*What this task involves*. Say how many lines hold the string "content", and nothing more.

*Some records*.
────────────────────────────────────────
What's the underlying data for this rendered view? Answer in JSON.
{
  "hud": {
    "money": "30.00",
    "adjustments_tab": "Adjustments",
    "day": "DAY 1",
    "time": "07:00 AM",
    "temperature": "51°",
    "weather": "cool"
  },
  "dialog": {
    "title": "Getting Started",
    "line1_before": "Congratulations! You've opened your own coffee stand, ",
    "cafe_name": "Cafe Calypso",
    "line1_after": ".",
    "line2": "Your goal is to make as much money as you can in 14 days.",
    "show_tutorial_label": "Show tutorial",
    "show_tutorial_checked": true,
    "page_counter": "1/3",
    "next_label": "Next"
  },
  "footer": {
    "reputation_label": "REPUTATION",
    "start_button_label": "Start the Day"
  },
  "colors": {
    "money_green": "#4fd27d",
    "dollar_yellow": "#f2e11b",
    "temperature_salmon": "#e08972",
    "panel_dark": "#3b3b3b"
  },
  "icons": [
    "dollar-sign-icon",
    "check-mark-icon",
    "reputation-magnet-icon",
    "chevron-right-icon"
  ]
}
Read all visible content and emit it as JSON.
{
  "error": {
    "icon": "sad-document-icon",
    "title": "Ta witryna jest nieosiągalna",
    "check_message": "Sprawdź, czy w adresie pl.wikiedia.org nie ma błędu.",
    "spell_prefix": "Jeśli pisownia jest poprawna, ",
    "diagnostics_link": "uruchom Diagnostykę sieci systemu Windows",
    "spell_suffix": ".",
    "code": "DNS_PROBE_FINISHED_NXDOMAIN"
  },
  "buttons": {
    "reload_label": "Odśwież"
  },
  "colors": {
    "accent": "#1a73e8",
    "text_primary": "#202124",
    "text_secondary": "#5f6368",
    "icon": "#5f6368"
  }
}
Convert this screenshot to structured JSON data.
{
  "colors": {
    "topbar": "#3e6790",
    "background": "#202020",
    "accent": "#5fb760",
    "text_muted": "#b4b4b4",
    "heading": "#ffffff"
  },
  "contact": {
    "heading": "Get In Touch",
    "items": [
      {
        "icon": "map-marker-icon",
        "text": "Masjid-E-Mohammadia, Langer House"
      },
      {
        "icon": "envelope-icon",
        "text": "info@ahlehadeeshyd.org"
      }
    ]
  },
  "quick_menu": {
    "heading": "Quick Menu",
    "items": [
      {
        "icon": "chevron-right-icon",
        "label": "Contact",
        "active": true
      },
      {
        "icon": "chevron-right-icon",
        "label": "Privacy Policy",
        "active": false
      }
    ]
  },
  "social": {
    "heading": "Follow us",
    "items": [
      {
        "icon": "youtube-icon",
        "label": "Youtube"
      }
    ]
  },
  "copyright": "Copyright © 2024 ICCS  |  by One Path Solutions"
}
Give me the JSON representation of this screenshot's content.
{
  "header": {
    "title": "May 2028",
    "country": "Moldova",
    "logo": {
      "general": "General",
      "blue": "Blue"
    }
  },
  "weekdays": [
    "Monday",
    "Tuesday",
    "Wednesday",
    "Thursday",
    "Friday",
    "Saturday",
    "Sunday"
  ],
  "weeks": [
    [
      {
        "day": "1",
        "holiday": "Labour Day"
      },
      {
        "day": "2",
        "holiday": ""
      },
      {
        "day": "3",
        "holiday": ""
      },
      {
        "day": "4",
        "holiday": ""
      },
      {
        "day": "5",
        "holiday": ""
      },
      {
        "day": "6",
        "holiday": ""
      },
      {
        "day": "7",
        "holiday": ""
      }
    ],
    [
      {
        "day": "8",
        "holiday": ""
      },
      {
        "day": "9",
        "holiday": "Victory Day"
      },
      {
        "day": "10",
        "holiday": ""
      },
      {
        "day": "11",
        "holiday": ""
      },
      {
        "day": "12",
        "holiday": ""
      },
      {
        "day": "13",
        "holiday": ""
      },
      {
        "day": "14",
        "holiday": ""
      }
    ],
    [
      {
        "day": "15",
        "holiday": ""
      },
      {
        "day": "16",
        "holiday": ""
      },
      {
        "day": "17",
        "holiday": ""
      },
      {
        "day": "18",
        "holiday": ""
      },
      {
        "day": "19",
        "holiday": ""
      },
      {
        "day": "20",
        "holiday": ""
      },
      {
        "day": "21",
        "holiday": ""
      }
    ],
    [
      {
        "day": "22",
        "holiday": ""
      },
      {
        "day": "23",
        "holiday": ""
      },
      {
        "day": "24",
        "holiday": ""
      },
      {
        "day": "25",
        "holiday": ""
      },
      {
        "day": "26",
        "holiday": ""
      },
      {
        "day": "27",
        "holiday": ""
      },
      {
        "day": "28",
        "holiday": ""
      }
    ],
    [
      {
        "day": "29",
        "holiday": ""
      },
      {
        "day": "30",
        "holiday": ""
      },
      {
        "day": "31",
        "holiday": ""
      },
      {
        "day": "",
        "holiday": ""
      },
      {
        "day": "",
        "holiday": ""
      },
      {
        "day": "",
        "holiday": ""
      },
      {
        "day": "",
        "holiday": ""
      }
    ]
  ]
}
────────────────────────────────────────
*Exercise result*. 2